▸ **Set task**
Below are some records; reproduce every one of them exactly.

▸ **Task data**

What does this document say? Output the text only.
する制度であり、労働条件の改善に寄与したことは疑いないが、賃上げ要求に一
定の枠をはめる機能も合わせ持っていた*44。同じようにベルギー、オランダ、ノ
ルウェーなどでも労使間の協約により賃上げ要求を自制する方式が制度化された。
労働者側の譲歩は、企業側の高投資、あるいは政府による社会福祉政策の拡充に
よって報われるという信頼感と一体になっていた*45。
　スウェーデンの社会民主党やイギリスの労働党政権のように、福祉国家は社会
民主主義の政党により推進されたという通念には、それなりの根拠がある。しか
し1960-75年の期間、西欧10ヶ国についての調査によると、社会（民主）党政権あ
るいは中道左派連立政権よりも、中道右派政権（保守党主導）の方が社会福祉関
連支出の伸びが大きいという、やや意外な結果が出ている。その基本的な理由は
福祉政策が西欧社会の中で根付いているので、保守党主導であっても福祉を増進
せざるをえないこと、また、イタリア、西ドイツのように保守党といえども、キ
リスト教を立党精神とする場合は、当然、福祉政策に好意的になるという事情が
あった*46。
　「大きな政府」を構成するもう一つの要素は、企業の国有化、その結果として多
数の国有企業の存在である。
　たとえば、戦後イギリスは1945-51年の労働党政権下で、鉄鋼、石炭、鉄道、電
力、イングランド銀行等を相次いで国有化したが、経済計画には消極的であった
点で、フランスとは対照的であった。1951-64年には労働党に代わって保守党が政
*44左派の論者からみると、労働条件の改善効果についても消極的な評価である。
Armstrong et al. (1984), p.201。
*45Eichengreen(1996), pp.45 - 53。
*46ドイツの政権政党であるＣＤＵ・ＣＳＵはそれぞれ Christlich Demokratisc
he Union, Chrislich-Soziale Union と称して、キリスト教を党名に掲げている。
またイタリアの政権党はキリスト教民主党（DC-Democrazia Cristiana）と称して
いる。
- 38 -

▸ **Output below**
What does this document say? Output the text only.
する制度であり、労働条件の改善に寄与したことは疑いないが、賃上げ要求に一
定の枠をはめる機能も合わせ持っていた*44。同じようにベルギー、オランダ、ノ
ルウェーなどでも労使間の協約により賃上げ要求を自制する方式が制度化された。
労働者側の譲歩は、企業側の高投資、あるいは政府による社会福祉政策の拡充に
よって報われるという信頼感と一体になっていた*45。
　スウェーデンの社会民主党やイギリスの労働党政権のように、福祉国家は社会
民主主義の政党により推進されたという通念には、それなりの根拠がある。しか
し1960-75年の期間、西欧10ヶ国についての調査によると、社会（民主）党政権あ
るいは中道左派連立政権よりも、中道右派政権（保守党主導）の方が社会福祉関
連支出の伸びが大きいという、やや意外な結果が出ている。その基本的な理由は
福祉政策が西欧社会の中で根付いているので、保守党主導であっても福祉を増進
せざるをえないこと、また、イタリア、西ドイツのように保守党といえども、キ
リスト教を立党精神とする場合は、当然、福祉政策に好意的になるという事情が
あった*46。
　「大きな政府」を構成するもう一つの要素は、企業の国有化、その結果として多
数の国有企業の存在である。
　たとえば、戦後イギリスは1945-51年の労働党政権下で、鉄鋼、石炭、鉄道、電
力、イングランド銀行等を相次いで国有化したが、経済計画には消極的であった
点で、フランスとは対照的であった。1951-64年には労働党に代わって保守党が政
*44左派の論者からみると、労働条件の改善効果についても消極的な評価である。
Armstrong et al. (1984), p.201。
*45Eichengreen(1996), pp.45 - 53。
*46ドイツの政権政党であるＣＤＵ・ＣＳＵはそれぞれ Christlich Demokratisc
he Union, Chrislich-Soziale Union と称して、キリスト教を党名に掲げている。
またイタリアの政権党はキリスト教民主党（DC-Democrazia Cristiana）と称して
いる。
- 38 -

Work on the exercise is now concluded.